**PROBLEM**
Please answer these questions using the Calder text below.
(a) What two new categories of sculpture did Calder invent?
(b) Where were the stabiles installed?
(c) In what year did Calder enroll at the Art Students League?

**TEXT SECTION**
********************

Alexander 'Sandy' Calder

Alexander Calder

Alexander 'Sandy' Calder

Alexander Calder redefined sculpture by introducing into it the element of movement. He created sculptures and design objects that participated in the larger tendencies of European and American avant-garde, uniquely combining abstract art, modernist principles, machine and cosmic imagery in his works. His major contribution to the modernist redefinition of artistic media is the invention of two new categories of sculpture, called mobiles and stabiles.

The mobiles are constructions made of suspended objects that hang down from the ceiling and continuously move with the flow of air. These evolving sculptures served to Calder’s exploration of sculpture and its site of display, which led him to introduce space and movement as fundamental elements in the encounter of the audience with the work of art. In their movable nature, Calder's mobiles can be seen as an example of Kinetic art. The stabiles are large-scale fixed versions of the mobiles, which the artist created in his late years. These monumental abstract sculptures were installed in urban spaces around the world and contributed to revamping the conversation around public sculpture in the last decades of the 20th century.

Calder was born in Pennsylvania, Philadelphia in 1898 to artistic parents. His father was a successful sculptor, and his mother worked as a portrait painter all her life. Calder's early fascination with sculpture began at the age of nine in his father's studio, where he started experimenting with mechanical devices and materials such as wire, sheet metal and wood. He created there his first constructions based on animal-designs. The fascination with construction and industrial materials would later bring Calder to graduate in mechanical engineering. The studies in physics and applied kinetics will crucially effect the artist’s early experiments with mechanized constructions. After trying many disparate jobs, Calder decided to follow his artistic leanings, and in 1923 enrolled at the Art Students League to study drawing and painting.

********************

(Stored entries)
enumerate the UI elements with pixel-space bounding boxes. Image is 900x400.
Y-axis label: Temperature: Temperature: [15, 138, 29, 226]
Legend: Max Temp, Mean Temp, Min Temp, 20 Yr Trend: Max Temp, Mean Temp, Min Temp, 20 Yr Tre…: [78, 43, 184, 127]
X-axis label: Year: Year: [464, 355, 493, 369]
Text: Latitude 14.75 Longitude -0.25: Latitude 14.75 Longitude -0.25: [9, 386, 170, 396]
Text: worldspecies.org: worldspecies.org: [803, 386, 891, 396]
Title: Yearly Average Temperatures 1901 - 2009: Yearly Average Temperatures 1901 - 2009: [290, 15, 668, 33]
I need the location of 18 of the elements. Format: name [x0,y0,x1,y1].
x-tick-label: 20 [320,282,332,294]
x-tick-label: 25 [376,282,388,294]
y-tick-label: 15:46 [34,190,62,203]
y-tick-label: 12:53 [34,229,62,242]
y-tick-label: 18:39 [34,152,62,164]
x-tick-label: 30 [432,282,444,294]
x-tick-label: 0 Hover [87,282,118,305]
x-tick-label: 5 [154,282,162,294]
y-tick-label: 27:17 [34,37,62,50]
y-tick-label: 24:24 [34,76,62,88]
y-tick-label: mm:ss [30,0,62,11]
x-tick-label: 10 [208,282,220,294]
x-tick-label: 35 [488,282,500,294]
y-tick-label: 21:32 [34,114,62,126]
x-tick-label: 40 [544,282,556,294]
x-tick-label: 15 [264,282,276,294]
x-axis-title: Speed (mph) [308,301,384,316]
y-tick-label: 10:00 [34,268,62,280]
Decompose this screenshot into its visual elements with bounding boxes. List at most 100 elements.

********************

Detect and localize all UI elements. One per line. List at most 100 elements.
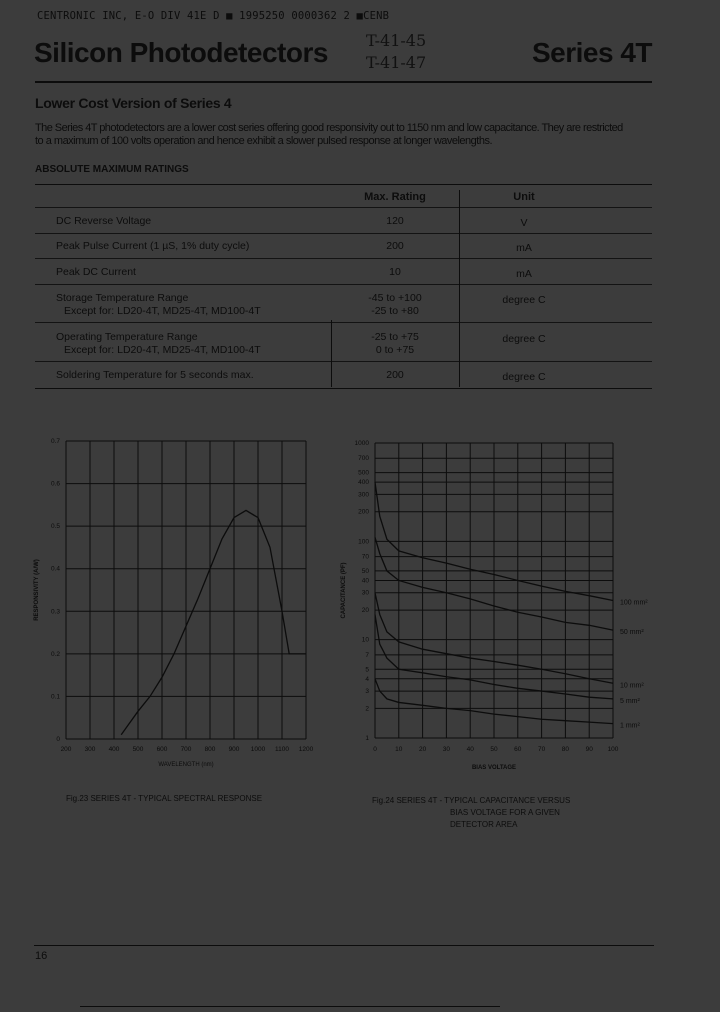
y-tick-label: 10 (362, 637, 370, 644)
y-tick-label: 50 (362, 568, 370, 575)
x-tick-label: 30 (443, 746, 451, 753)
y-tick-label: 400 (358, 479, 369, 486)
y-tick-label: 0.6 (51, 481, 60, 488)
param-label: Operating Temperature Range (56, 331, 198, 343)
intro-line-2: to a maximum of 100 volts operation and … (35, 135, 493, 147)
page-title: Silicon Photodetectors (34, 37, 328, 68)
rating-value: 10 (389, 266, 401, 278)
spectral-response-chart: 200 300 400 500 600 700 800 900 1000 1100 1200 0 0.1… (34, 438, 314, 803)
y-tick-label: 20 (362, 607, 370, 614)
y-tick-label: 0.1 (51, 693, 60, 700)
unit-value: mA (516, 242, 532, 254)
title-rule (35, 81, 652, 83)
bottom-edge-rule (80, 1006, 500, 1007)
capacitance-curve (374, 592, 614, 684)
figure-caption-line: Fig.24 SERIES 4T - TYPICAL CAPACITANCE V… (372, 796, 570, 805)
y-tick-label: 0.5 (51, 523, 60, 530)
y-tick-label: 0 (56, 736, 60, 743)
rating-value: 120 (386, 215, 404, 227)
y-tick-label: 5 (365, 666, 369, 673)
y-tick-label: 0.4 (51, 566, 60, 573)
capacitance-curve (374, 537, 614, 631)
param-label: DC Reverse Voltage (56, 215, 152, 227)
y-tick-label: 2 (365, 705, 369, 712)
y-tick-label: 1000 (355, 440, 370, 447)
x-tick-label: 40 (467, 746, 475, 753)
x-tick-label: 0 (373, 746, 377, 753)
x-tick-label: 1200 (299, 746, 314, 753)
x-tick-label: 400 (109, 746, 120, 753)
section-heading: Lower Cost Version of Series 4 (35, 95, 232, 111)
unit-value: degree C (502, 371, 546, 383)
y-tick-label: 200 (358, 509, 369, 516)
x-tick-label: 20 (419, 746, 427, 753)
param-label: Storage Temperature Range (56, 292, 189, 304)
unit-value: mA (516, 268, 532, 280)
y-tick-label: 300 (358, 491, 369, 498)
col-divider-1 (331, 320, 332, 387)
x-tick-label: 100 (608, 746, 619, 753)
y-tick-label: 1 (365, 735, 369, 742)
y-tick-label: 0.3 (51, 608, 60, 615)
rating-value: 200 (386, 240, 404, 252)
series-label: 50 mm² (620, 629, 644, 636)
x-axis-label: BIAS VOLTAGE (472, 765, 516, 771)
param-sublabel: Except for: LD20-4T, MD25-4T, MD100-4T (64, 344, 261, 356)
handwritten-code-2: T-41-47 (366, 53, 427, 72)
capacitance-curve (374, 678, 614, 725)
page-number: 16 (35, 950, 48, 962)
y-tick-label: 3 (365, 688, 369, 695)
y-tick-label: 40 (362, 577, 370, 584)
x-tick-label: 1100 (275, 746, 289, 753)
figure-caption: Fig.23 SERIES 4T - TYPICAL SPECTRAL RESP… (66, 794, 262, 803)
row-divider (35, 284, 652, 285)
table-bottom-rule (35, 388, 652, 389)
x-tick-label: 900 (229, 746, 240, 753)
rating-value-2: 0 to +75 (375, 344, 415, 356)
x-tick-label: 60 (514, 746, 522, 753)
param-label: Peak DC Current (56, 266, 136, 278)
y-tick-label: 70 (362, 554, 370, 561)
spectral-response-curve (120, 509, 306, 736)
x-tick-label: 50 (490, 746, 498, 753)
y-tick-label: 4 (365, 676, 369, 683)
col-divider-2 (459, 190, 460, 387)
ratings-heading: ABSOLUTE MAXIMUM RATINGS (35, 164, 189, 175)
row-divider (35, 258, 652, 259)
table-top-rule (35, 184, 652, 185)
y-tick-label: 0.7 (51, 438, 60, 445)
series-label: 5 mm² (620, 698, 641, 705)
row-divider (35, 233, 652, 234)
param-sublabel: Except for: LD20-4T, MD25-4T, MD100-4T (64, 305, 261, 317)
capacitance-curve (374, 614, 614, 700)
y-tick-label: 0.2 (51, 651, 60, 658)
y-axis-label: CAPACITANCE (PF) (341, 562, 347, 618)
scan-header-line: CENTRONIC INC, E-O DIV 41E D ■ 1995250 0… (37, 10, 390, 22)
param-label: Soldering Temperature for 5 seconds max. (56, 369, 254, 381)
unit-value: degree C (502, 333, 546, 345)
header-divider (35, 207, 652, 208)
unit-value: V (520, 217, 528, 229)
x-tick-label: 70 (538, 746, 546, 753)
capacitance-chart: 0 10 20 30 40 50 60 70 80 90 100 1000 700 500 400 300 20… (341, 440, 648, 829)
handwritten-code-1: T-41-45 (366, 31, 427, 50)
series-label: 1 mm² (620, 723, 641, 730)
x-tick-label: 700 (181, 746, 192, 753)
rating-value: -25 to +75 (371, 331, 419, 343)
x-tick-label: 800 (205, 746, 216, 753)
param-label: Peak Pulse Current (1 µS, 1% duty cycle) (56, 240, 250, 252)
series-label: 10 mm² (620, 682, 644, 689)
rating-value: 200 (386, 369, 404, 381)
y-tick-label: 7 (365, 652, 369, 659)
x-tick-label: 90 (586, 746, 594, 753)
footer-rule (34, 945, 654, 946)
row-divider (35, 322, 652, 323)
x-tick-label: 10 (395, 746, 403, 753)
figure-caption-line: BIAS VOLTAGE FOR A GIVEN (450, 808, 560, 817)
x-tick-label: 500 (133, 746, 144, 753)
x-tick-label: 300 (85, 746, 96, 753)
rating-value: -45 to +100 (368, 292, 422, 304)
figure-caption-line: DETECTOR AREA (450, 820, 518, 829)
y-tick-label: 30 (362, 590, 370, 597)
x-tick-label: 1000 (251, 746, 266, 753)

********************

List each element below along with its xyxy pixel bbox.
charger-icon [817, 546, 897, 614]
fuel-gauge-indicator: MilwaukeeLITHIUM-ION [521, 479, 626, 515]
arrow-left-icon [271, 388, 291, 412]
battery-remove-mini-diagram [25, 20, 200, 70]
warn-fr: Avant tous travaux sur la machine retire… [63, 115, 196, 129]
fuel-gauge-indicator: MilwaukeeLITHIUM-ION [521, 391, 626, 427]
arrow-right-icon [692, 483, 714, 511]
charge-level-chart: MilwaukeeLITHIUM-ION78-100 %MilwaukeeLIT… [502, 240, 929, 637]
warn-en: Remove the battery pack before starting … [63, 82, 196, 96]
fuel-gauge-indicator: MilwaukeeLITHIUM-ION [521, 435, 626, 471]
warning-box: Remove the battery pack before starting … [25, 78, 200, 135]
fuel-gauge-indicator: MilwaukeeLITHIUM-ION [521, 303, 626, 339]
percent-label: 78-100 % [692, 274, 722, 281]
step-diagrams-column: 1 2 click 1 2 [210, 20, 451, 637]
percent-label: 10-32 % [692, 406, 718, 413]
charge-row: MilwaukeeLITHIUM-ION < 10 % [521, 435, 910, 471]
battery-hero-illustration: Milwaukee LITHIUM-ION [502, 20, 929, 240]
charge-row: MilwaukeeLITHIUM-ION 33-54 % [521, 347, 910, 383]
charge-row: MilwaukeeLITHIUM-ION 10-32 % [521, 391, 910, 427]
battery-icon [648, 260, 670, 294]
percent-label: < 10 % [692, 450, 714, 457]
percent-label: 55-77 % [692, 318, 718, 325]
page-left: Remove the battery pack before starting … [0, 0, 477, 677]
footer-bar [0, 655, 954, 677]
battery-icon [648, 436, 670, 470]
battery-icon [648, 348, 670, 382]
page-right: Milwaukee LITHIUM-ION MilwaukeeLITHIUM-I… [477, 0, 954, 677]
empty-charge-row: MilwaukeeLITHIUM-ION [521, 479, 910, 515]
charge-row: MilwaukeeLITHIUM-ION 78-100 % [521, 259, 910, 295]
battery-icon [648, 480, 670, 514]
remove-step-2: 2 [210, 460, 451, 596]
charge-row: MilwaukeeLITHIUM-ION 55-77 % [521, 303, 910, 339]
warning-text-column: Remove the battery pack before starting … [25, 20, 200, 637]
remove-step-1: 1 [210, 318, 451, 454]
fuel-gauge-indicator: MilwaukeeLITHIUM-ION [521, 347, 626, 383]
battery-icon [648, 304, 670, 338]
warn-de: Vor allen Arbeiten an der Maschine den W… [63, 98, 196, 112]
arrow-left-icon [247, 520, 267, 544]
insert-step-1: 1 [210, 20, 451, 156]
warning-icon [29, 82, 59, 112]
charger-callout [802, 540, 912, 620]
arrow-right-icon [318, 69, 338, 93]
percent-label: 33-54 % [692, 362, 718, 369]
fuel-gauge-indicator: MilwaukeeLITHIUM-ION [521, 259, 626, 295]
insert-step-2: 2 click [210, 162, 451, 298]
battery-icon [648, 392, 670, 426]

********************

**ANSWER FOR THE TASK**
(a) Mobiles and stabiles.
(b) In urban spaces around the world.
(c) 1923.